» WHAT YOU NEED TO DO
Copy out the rows word for word, beginning with the line containing "page-body — [34, 42, 722, 1047]" and continuing through the line containing "paragraph-2: ဤဝတ္ထုတွင် ဥရောပအလယ်ခေတ်၏", both included.

━━━ MATERIAL FOR THIS TASK ━━━

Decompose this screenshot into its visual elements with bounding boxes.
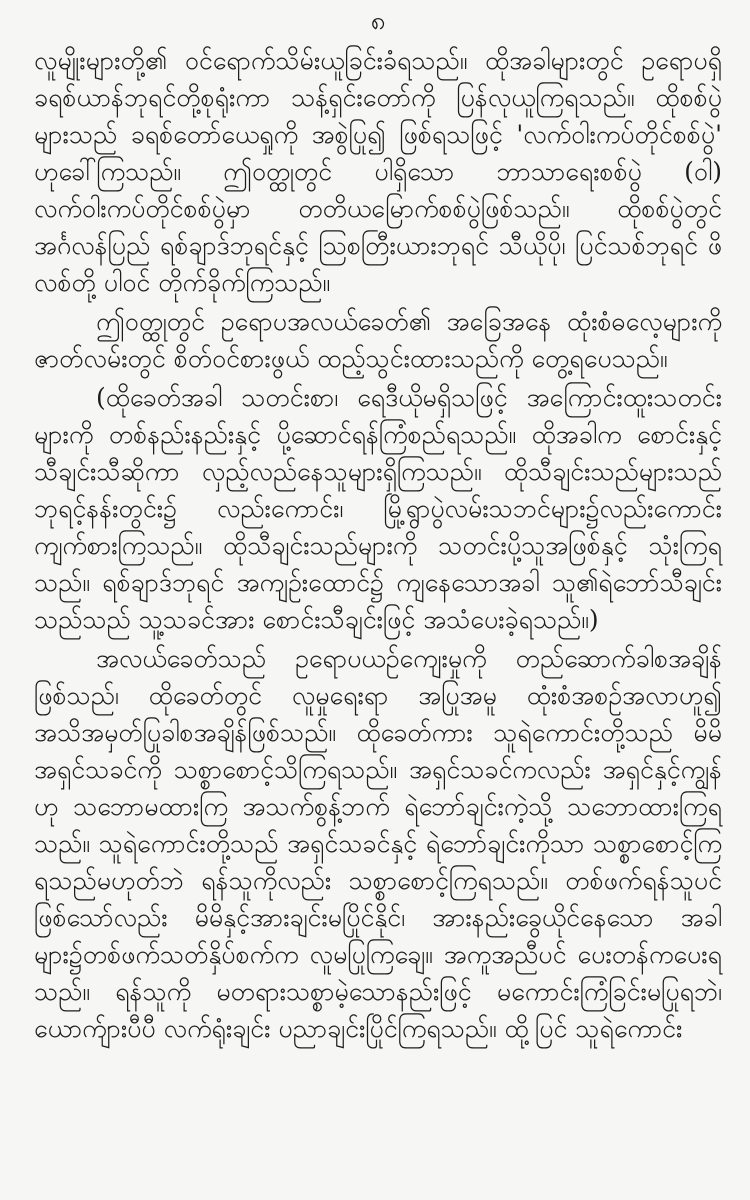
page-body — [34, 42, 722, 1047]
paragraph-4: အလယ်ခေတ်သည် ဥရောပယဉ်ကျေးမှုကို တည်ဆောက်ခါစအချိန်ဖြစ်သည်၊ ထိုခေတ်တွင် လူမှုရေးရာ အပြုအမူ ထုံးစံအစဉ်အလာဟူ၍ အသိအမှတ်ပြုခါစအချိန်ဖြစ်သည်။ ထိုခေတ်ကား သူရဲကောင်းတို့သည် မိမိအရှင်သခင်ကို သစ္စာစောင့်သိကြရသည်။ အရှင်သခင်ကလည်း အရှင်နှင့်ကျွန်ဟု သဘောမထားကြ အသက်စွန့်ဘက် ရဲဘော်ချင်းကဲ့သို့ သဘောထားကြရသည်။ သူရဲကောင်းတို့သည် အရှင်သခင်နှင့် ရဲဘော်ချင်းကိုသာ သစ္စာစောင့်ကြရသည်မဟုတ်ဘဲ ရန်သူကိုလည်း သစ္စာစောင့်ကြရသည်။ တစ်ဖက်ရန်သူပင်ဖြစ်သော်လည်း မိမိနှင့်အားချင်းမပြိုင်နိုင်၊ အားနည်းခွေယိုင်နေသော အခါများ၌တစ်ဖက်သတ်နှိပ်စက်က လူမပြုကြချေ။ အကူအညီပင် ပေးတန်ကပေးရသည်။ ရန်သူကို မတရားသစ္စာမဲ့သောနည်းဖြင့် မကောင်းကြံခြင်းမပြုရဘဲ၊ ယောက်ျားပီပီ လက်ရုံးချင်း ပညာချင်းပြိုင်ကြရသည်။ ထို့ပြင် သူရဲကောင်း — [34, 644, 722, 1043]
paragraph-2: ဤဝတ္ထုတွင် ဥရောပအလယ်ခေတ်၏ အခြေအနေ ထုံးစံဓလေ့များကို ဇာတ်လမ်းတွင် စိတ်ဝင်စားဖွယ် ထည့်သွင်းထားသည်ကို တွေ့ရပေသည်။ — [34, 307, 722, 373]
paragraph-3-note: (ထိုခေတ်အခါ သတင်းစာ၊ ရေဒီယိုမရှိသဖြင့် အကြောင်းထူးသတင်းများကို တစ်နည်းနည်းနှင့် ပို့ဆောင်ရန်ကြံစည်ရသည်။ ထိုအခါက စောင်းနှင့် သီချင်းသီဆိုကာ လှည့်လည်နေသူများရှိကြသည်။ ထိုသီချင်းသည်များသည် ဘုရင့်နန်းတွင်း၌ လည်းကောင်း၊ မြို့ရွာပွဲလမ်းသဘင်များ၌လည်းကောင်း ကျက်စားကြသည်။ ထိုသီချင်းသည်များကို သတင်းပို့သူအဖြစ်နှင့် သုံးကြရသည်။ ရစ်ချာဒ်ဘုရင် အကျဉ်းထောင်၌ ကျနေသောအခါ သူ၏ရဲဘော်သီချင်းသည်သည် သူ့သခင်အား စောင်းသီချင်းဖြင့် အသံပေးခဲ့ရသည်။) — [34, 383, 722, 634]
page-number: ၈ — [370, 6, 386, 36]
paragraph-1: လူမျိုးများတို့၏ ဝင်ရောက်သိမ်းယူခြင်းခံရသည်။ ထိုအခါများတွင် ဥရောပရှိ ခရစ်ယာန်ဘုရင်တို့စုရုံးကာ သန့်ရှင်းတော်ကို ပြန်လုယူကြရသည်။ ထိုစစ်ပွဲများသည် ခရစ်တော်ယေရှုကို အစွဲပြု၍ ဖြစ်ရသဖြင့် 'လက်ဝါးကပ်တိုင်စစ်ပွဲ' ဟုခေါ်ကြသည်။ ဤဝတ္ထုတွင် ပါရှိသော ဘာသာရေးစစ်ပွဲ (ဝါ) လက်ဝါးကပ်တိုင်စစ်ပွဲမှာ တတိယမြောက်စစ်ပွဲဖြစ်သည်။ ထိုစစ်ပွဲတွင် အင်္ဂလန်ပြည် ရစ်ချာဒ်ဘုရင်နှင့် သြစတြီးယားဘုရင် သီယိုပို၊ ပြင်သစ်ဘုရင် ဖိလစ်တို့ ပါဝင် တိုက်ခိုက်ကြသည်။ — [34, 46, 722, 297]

━━━
━━━ MATERIAL FOR THIS TASK ━━━

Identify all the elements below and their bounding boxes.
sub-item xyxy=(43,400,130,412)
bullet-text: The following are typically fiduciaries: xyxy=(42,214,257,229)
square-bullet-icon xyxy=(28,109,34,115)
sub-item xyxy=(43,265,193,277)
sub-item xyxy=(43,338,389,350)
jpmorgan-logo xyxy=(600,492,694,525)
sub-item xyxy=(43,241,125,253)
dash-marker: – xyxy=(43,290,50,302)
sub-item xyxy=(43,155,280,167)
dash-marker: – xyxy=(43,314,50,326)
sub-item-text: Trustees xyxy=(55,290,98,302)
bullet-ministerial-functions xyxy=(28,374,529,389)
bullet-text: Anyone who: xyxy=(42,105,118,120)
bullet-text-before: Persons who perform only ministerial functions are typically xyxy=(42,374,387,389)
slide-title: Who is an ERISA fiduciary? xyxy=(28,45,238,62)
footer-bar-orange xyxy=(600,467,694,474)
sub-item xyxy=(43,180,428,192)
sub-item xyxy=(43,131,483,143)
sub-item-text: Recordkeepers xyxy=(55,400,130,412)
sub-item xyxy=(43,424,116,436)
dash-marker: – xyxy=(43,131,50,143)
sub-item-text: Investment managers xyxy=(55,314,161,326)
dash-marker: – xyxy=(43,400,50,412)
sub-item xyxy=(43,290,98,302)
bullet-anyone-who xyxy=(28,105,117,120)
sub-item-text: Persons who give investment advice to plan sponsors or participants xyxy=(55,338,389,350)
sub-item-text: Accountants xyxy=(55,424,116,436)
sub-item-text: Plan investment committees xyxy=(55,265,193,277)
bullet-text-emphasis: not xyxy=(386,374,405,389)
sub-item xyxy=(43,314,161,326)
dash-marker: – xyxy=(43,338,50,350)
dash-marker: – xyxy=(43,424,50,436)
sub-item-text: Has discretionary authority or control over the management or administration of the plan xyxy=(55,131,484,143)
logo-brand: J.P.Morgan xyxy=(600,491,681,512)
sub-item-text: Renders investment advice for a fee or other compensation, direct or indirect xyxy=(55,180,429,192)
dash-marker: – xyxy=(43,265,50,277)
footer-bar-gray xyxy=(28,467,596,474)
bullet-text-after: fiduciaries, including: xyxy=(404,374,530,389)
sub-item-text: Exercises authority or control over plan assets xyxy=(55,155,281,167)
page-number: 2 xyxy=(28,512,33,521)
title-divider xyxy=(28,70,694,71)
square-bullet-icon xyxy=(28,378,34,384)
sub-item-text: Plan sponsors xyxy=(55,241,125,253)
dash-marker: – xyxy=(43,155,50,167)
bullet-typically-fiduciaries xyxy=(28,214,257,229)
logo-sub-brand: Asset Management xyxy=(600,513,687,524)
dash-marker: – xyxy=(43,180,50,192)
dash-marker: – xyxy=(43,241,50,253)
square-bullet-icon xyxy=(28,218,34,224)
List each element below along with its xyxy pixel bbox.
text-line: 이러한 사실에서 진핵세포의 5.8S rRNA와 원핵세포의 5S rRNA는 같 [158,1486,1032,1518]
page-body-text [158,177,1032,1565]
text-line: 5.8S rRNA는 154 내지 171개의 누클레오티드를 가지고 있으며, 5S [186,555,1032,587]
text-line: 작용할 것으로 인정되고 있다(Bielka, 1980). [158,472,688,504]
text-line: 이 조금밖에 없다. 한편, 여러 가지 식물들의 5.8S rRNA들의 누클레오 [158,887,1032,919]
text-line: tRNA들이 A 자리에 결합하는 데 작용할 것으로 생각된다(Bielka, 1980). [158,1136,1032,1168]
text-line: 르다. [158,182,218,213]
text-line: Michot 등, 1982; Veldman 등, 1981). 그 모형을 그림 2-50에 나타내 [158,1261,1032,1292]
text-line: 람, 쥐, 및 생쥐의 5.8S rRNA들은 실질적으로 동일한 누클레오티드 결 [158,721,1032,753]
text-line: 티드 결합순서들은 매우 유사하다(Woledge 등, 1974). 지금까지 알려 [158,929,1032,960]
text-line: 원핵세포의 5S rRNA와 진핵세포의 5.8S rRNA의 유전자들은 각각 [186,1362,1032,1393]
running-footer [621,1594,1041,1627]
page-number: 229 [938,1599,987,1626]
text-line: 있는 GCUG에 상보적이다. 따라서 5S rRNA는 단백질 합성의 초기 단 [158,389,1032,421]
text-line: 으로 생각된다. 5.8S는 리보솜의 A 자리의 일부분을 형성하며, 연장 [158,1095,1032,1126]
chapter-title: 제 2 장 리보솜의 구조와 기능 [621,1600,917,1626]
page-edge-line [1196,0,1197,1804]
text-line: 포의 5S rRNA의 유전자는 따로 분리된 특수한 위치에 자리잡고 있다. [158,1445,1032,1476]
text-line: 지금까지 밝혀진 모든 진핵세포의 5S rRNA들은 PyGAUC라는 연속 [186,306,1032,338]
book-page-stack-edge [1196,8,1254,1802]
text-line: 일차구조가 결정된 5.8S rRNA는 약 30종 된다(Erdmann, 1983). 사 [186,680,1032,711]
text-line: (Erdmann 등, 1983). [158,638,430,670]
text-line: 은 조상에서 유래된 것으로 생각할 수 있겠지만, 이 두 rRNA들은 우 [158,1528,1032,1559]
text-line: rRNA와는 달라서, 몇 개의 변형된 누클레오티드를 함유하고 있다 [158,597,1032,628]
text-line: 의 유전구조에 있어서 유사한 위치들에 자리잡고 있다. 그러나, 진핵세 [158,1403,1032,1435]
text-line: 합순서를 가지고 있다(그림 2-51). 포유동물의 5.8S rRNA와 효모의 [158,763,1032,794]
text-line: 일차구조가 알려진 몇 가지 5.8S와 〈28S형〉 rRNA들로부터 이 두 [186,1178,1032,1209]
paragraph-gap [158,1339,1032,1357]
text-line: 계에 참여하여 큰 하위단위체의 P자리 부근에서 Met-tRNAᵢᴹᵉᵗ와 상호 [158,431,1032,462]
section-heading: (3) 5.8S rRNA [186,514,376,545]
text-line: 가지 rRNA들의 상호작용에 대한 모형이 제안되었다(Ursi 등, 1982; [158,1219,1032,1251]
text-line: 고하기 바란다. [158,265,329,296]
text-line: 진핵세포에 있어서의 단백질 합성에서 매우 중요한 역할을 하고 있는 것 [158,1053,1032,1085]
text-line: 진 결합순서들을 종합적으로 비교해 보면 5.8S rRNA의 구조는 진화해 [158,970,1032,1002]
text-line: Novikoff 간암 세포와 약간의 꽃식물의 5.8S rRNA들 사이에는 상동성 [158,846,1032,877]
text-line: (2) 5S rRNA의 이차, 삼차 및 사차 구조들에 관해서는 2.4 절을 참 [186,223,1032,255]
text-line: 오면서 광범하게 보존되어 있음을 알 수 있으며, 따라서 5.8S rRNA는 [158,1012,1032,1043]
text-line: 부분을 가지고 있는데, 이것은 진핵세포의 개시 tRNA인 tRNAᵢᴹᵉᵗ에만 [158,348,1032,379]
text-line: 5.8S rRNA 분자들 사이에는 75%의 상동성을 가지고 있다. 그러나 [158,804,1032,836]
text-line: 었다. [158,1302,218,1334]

━━━

» TASK RESULT
page-body — [34, 42, 722, 1047]
paragraph-4: အလယ်ခေတ်သည် ဥရောပယဉ်ကျေးမှုကို တည်ဆောက်ခါစအချိန်ဖြစ်သည်၊ ထိုခေတ်တွင် လူမှုရေးရာ အပြုအမူ ထုံးစံအစဉ်အလာဟူ၍ အသိအမှတ်ပြုခါစအချိန်ဖြစ်သည်။ ထိုခေတ်ကား သူရဲကောင်းတို့သည် မိမိအရှင်သခင်ကို သစ္စာစောင့်သိကြရသည်။ အရှင်သခင်ကလည်း အရှင်နှင့်ကျွန်ဟု သဘောမထားကြ အသက်စွန့်ဘက် ရဲဘော်ချင်းကဲ့သို့ သဘောထားကြရသည်။ သူရဲကောင်းတို့သည် အရှင်သခင်နှင့် ရဲဘော်ချင်းကိုသာ သစ္စာစောင့်ကြရသည်မဟုတ်ဘဲ ရန်သူကိုလည်း သစ္စာစောင့်ကြရသည်။ တစ်ဖက်ရန်သူပင်ဖြစ်သော်လည်း မိမိနှင့်အားချင်းမပြိုင်နိုင်၊ အားနည်းခွေယိုင်နေသော အခါများ၌တစ်ဖက်သတ်နှိပ်စက်က လူမပြုကြချေ။ အကူအညီပင် ပေးတန်ကပေးရသည်။ ရန်သူကို မတရားသစ္စာမဲ့သောနည်းဖြင့် မကောင်းကြံခြင်းမပြုရဘဲ၊ ယောက်ျားပီပီ လက်ရုံးချင်း ပညာချင်းပြိုင်ကြရသည်။ ထို့ပြင် သူရဲကောင်း — [34, 644, 722, 1043]
paragraph-2: ဤဝတ္ထုတွင် ဥရောပအလယ်ခေတ်၏ အခြေအနေ ထုံးစံဓလေ့များကို ဇာတ်လမ်းတွင် စိတ်ဝင်စားဖွယ် ထည့်သွင်းထားသည်ကို တွေ့ရပေသည်။ — [34, 307, 722, 373]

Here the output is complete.